─── Task data

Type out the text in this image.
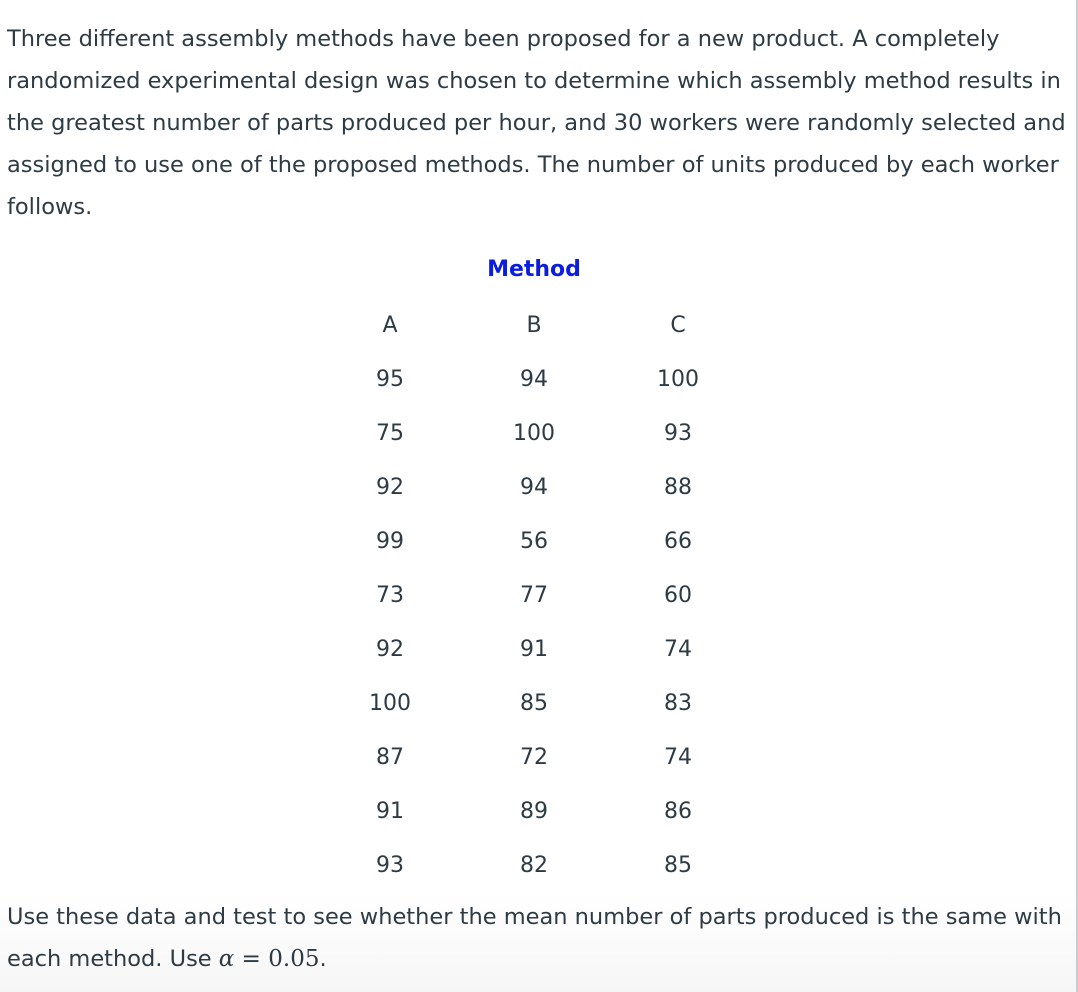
Three different assembly methods have been proposed for a new product. A completely randomized experimental design was chosen to determine which assembly method results in the greatest number of parts produced per hour, and 30 workers were randomly selected and assigned to use one of the proposed methods. The number of units produced by each worker follows.

Method
A	B	C
95	94	100
75	100	93
92	94	88
99	56	66
73	77	60
92	91	74
100	85	83
87	72	74
91	89	86
93	82	85

Use these data and test to see whether the mean number of parts produced is the same with each method. Use α = 0.05.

──────

The listing above needs to be output again exactly. Don't include the pictures.

- [Correct result]
Type out the text in this image.
Three different assembly methods have been proposed for a new product. A completely randomized experimental design was chosen to determine which assembly method results in the greatest number of parts produced per hour, and 30 workers were randomly selected and assigned to use one of the proposed methods. The number of units produced by each worker follows.

Method
A	B	C
95	94	100
75	100	93
92	94	88
99	56	66
73	77	60
92	91	74
100	85	83
87	72	74
91	89	86
93	82	85

Use these data and test to see whether the mean number of parts produced is the same with each method. Use α = 0.05.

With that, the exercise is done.